WHAT IS REQUIRED: From the entries below, count the lines with "Wavenumber". Write only the count.

DATA RECORDS:
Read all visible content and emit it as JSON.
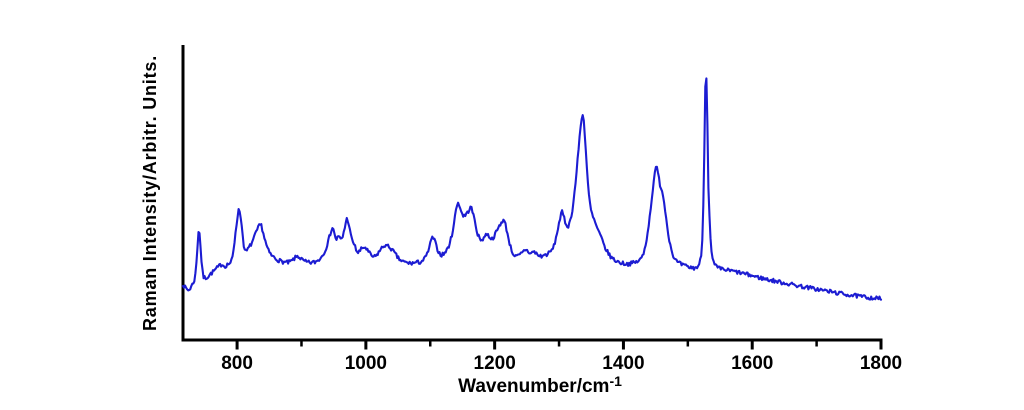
{
  "figure": {
    "background": "#ffffff",
    "y_axis_label": "Raman Intensity/Arbitr. Units.",
    "x_axis_label_base": "Wavenumber/cm",
    "x_axis_label_sup": "-1"
  },
  "chart_data": {
    "type": "line",
    "title": "",
    "xlabel": "Wavenumber/cm^-1",
    "ylabel": "Raman Intensity/Arbitr. Units.",
    "x_range": [
      716,
      1800
    ],
    "x_major_ticks": [
      800,
      1000,
      1200,
      1400,
      1600,
      1800
    ],
    "x_minor_ticks": [
      900,
      1100,
      1300,
      1500,
      1700
    ],
    "y_axis_ticks": "none (arbitrary units)",
    "grid": false,
    "legend": false,
    "line_color": "#1c1cd2",
    "axis_color": "#000000",
    "main_peaks_cm1": [
      741,
      805,
      837,
      949,
      971,
      1104,
      1143,
      1164,
      1214,
      1305,
      1337,
      1451,
      1528
    ],
    "noise": {
      "seed": 7,
      "amplitude": 0.007,
      "step_cm1": 1.6
    },
    "points": [
      [
        716,
        0.19
      ],
      [
        719,
        0.178
      ],
      [
        722,
        0.172
      ],
      [
        725,
        0.168
      ],
      [
        728,
        0.178
      ],
      [
        731,
        0.19
      ],
      [
        734,
        0.205
      ],
      [
        736,
        0.235
      ],
      [
        738,
        0.3
      ],
      [
        740,
        0.368
      ],
      [
        741,
        0.38
      ],
      [
        742,
        0.355
      ],
      [
        744,
        0.29
      ],
      [
        746,
        0.235
      ],
      [
        748,
        0.213
      ],
      [
        751,
        0.21
      ],
      [
        754,
        0.214
      ],
      [
        758,
        0.222
      ],
      [
        763,
        0.232
      ],
      [
        768,
        0.242
      ],
      [
        773,
        0.252
      ],
      [
        777,
        0.258
      ],
      [
        780,
        0.25
      ],
      [
        783,
        0.252
      ],
      [
        786,
        0.258
      ],
      [
        789,
        0.26
      ],
      [
        792,
        0.27
      ],
      [
        795,
        0.31
      ],
      [
        798,
        0.375
      ],
      [
        801,
        0.425
      ],
      [
        803,
        0.444
      ],
      [
        805,
        0.43
      ],
      [
        807,
        0.39
      ],
      [
        809,
        0.35
      ],
      [
        811,
        0.31
      ],
      [
        813,
        0.298
      ],
      [
        816,
        0.305
      ],
      [
        819,
        0.315
      ],
      [
        823,
        0.33
      ],
      [
        827,
        0.35
      ],
      [
        831,
        0.372
      ],
      [
        834,
        0.385
      ],
      [
        837,
        0.393
      ],
      [
        839,
        0.378
      ],
      [
        842,
        0.35
      ],
      [
        845,
        0.325
      ],
      [
        848,
        0.305
      ],
      [
        852,
        0.29
      ],
      [
        856,
        0.282
      ],
      [
        861,
        0.274
      ],
      [
        867,
        0.268
      ],
      [
        873,
        0.264
      ],
      [
        879,
        0.262
      ],
      [
        885,
        0.268
      ],
      [
        890,
        0.278
      ],
      [
        894,
        0.285
      ],
      [
        898,
        0.278
      ],
      [
        903,
        0.268
      ],
      [
        909,
        0.263
      ],
      [
        915,
        0.262
      ],
      [
        921,
        0.264
      ],
      [
        927,
        0.272
      ],
      [
        932,
        0.285
      ],
      [
        937,
        0.305
      ],
      [
        941,
        0.33
      ],
      [
        944,
        0.355
      ],
      [
        947,
        0.378
      ],
      [
        949,
        0.383
      ],
      [
        951,
        0.36
      ],
      [
        954,
        0.34
      ],
      [
        957,
        0.35
      ],
      [
        960,
        0.345
      ],
      [
        963,
        0.34
      ],
      [
        966,
        0.37
      ],
      [
        969,
        0.4
      ],
      [
        971,
        0.414
      ],
      [
        973,
        0.4
      ],
      [
        976,
        0.36
      ],
      [
        979,
        0.335
      ],
      [
        981,
        0.33
      ],
      [
        984,
        0.31
      ],
      [
        988,
        0.295
      ],
      [
        993,
        0.308
      ],
      [
        997,
        0.315
      ],
      [
        1000,
        0.312
      ],
      [
        1004,
        0.298
      ],
      [
        1008,
        0.288
      ],
      [
        1012,
        0.28
      ],
      [
        1016,
        0.285
      ],
      [
        1020,
        0.298
      ],
      [
        1025,
        0.312
      ],
      [
        1029,
        0.322
      ],
      [
        1033,
        0.318
      ],
      [
        1037,
        0.315
      ],
      [
        1041,
        0.305
      ],
      [
        1046,
        0.29
      ],
      [
        1051,
        0.275
      ],
      [
        1057,
        0.266
      ],
      [
        1063,
        0.262
      ],
      [
        1070,
        0.26
      ],
      [
        1077,
        0.262
      ],
      [
        1084,
        0.264
      ],
      [
        1090,
        0.272
      ],
      [
        1095,
        0.29
      ],
      [
        1099,
        0.318
      ],
      [
        1102,
        0.342
      ],
      [
        1104,
        0.349
      ],
      [
        1107,
        0.335
      ],
      [
        1110,
        0.315
      ],
      [
        1113,
        0.298
      ],
      [
        1117,
        0.288
      ],
      [
        1121,
        0.292
      ],
      [
        1126,
        0.305
      ],
      [
        1130,
        0.325
      ],
      [
        1134,
        0.36
      ],
      [
        1137,
        0.4
      ],
      [
        1140,
        0.44
      ],
      [
        1142,
        0.462
      ],
      [
        1144,
        0.468
      ],
      [
        1146,
        0.45
      ],
      [
        1149,
        0.43
      ],
      [
        1152,
        0.42
      ],
      [
        1155,
        0.424
      ],
      [
        1158,
        0.432
      ],
      [
        1161,
        0.445
      ],
      [
        1163,
        0.451
      ],
      [
        1165,
        0.44
      ],
      [
        1168,
        0.415
      ],
      [
        1171,
        0.385
      ],
      [
        1174,
        0.355
      ],
      [
        1177,
        0.342
      ],
      [
        1180,
        0.339
      ],
      [
        1184,
        0.35
      ],
      [
        1188,
        0.36
      ],
      [
        1192,
        0.35
      ],
      [
        1196,
        0.342
      ],
      [
        1200,
        0.355
      ],
      [
        1204,
        0.372
      ],
      [
        1208,
        0.39
      ],
      [
        1212,
        0.404
      ],
      [
        1214,
        0.407
      ],
      [
        1217,
        0.39
      ],
      [
        1220,
        0.36
      ],
      [
        1223,
        0.33
      ],
      [
        1226,
        0.305
      ],
      [
        1230,
        0.288
      ],
      [
        1234,
        0.282
      ],
      [
        1239,
        0.288
      ],
      [
        1244,
        0.298
      ],
      [
        1248,
        0.308
      ],
      [
        1252,
        0.3
      ],
      [
        1256,
        0.292
      ],
      [
        1260,
        0.3
      ],
      [
        1264,
        0.295
      ],
      [
        1268,
        0.286
      ],
      [
        1273,
        0.284
      ],
      [
        1278,
        0.288
      ],
      [
        1283,
        0.292
      ],
      [
        1288,
        0.302
      ],
      [
        1292,
        0.318
      ],
      [
        1296,
        0.352
      ],
      [
        1300,
        0.398
      ],
      [
        1303,
        0.425
      ],
      [
        1305,
        0.434
      ],
      [
        1308,
        0.412
      ],
      [
        1311,
        0.39
      ],
      [
        1314,
        0.385
      ],
      [
        1317,
        0.4
      ],
      [
        1320,
        0.43
      ],
      [
        1323,
        0.48
      ],
      [
        1326,
        0.54
      ],
      [
        1329,
        0.615
      ],
      [
        1332,
        0.69
      ],
      [
        1335,
        0.75
      ],
      [
        1337,
        0.77
      ],
      [
        1339,
        0.73
      ],
      [
        1341,
        0.665
      ],
      [
        1343,
        0.59
      ],
      [
        1345,
        0.525
      ],
      [
        1347,
        0.475
      ],
      [
        1350,
        0.435
      ],
      [
        1353,
        0.415
      ],
      [
        1356,
        0.398
      ],
      [
        1359,
        0.38
      ],
      [
        1363,
        0.36
      ],
      [
        1367,
        0.338
      ],
      [
        1371,
        0.315
      ],
      [
        1376,
        0.295
      ],
      [
        1381,
        0.28
      ],
      [
        1387,
        0.27
      ],
      [
        1393,
        0.264
      ],
      [
        1399,
        0.26
      ],
      [
        1406,
        0.258
      ],
      [
        1413,
        0.26
      ],
      [
        1420,
        0.264
      ],
      [
        1426,
        0.272
      ],
      [
        1431,
        0.29
      ],
      [
        1435,
        0.33
      ],
      [
        1438,
        0.37
      ],
      [
        1441,
        0.42
      ],
      [
        1444,
        0.48
      ],
      [
        1447,
        0.54
      ],
      [
        1450,
        0.58
      ],
      [
        1452,
        0.586
      ],
      [
        1454,
        0.56
      ],
      [
        1457,
        0.525
      ],
      [
        1460,
        0.508
      ],
      [
        1463,
        0.47
      ],
      [
        1466,
        0.42
      ],
      [
        1469,
        0.37
      ],
      [
        1472,
        0.33
      ],
      [
        1476,
        0.295
      ],
      [
        1480,
        0.272
      ],
      [
        1485,
        0.262
      ],
      [
        1491,
        0.255
      ],
      [
        1497,
        0.25
      ],
      [
        1503,
        0.246
      ],
      [
        1509,
        0.244
      ],
      [
        1514,
        0.246
      ],
      [
        1518,
        0.256
      ],
      [
        1521,
        0.29
      ],
      [
        1523,
        0.37
      ],
      [
        1525,
        0.54
      ],
      [
        1526,
        0.7
      ],
      [
        1527,
        0.85
      ],
      [
        1528,
        0.925
      ],
      [
        1529,
        0.885
      ],
      [
        1530,
        0.79
      ],
      [
        1531,
        0.65
      ],
      [
        1532,
        0.52
      ],
      [
        1534,
        0.39
      ],
      [
        1536,
        0.31
      ],
      [
        1538,
        0.275
      ],
      [
        1541,
        0.258
      ],
      [
        1544,
        0.248
      ],
      [
        1548,
        0.243
      ],
      [
        1553,
        0.24
      ],
      [
        1560,
        0.237
      ],
      [
        1568,
        0.234
      ],
      [
        1577,
        0.23
      ],
      [
        1587,
        0.225
      ],
      [
        1598,
        0.219
      ],
      [
        1610,
        0.212
      ],
      [
        1622,
        0.206
      ],
      [
        1635,
        0.2
      ],
      [
        1648,
        0.194
      ],
      [
        1662,
        0.188
      ],
      [
        1676,
        0.182
      ],
      [
        1691,
        0.176
      ],
      [
        1706,
        0.17
      ],
      [
        1721,
        0.164
      ],
      [
        1736,
        0.158
      ],
      [
        1751,
        0.153
      ],
      [
        1766,
        0.148
      ],
      [
        1781,
        0.144
      ],
      [
        1800,
        0.14
      ]
    ]
  }
}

ANSWER IN FULL: 2